### PROBLEM
Gather all lines in the entries below that include the word "hypothesis".

### PROVIDED MATERIAL

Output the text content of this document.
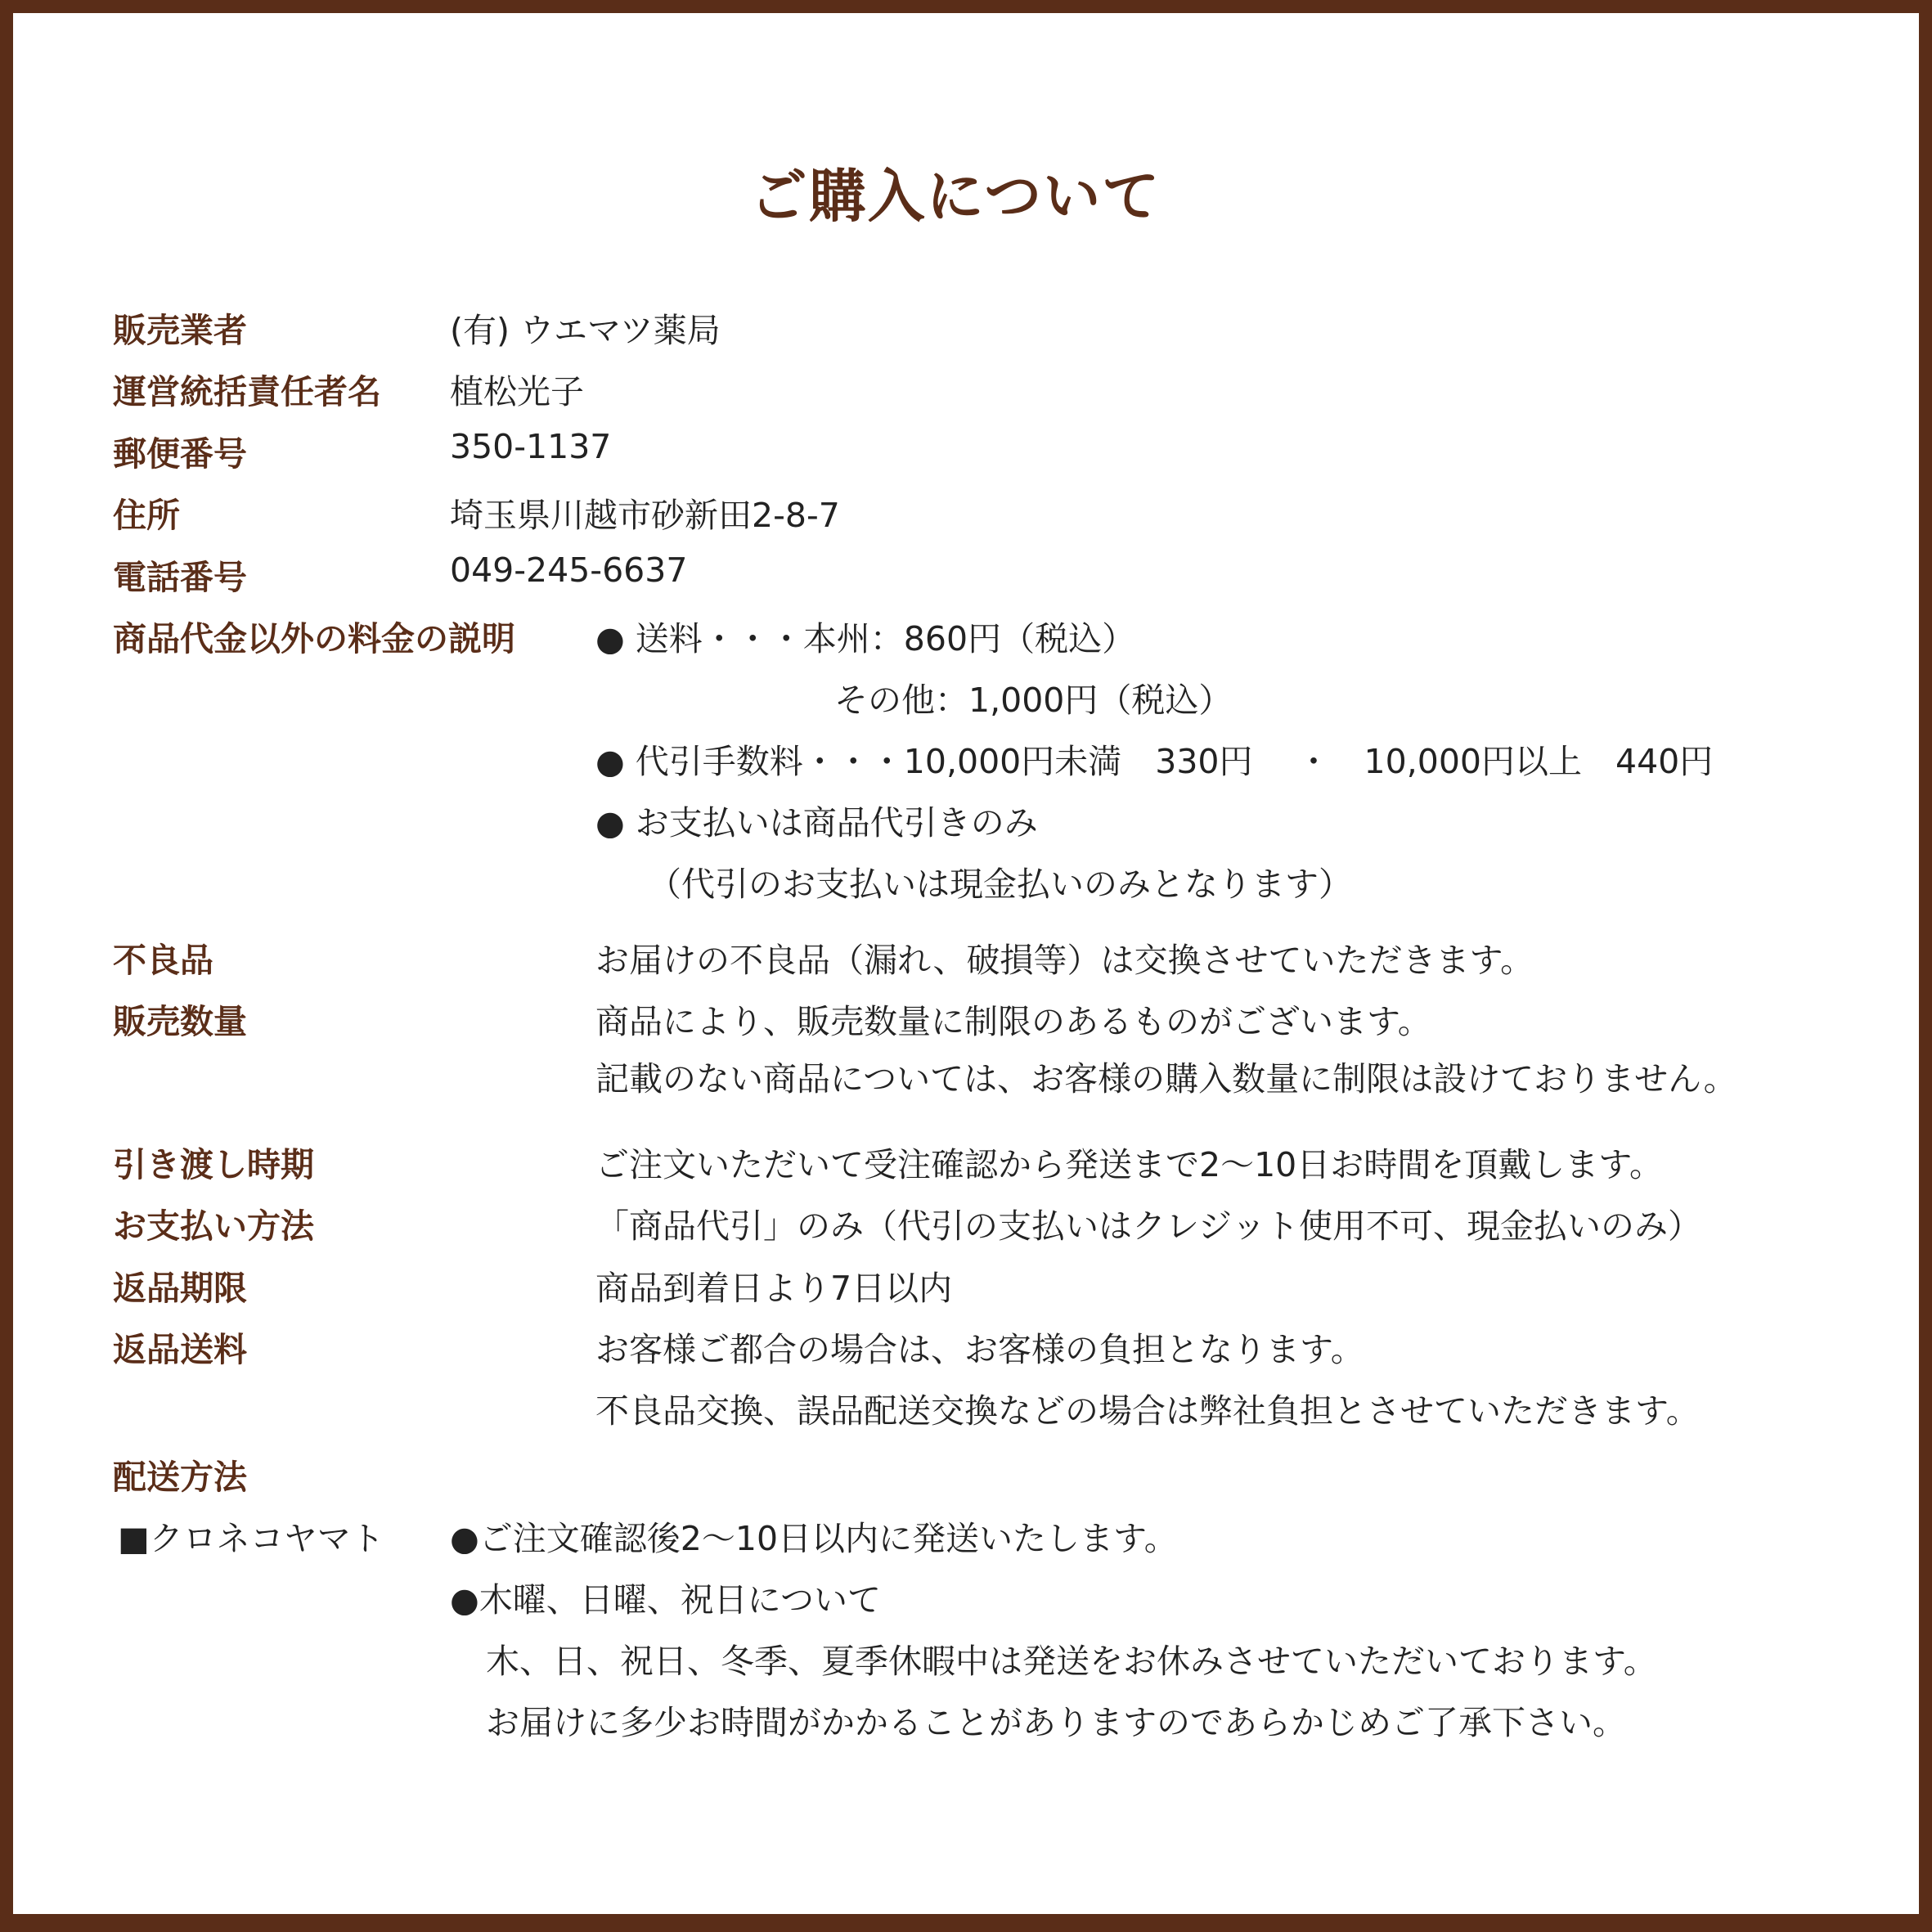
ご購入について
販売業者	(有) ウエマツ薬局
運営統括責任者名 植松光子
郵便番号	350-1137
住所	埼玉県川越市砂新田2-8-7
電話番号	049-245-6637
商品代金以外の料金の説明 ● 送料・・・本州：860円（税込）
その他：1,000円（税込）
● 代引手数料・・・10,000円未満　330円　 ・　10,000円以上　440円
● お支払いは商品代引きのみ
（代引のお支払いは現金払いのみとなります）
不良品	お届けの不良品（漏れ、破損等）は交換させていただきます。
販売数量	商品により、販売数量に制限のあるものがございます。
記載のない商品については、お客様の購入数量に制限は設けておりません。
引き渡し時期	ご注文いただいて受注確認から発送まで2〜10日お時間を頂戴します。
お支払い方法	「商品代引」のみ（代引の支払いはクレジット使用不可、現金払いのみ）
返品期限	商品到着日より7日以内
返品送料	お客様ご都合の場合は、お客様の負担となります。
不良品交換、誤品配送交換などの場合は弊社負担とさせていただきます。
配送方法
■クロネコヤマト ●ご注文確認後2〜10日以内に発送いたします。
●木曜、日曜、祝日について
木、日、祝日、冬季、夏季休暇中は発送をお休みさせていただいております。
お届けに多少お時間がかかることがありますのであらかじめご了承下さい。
* * *
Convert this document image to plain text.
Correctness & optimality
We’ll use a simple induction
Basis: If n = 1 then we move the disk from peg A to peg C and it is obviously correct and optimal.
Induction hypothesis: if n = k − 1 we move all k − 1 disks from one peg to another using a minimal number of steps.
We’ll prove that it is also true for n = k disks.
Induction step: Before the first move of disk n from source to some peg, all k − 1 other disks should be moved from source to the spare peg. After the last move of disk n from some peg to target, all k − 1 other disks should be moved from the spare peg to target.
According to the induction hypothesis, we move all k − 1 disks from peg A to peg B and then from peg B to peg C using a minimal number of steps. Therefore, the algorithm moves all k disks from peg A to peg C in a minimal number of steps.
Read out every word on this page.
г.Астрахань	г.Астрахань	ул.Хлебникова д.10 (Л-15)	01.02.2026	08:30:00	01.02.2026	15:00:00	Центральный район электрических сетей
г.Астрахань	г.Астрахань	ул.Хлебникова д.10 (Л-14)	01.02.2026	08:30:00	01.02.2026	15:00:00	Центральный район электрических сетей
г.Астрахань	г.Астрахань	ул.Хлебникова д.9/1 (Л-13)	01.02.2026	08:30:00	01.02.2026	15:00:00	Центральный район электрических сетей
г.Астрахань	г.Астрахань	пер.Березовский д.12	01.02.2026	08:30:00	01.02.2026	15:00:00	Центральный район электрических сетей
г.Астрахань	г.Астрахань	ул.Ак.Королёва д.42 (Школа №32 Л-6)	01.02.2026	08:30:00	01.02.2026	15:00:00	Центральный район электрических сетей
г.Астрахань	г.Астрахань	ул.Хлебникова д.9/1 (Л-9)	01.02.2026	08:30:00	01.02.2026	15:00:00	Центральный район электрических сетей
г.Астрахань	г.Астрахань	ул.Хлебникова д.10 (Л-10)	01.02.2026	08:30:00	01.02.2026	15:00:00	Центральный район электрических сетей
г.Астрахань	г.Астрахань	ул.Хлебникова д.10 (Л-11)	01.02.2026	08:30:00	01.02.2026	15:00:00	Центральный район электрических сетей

### WORKED ANSWER
Induction hypothesis: if n = k − 1 we move all k − 1 disks from one peg to another using a minimal number of steps.
According to the induction hypothesis, we move all k − 1 disks from peg A to peg B and then from peg B to peg C using a minimal number of steps. Therefore, the algorithm moves all k disks from peg A to peg C in a minimal number of steps.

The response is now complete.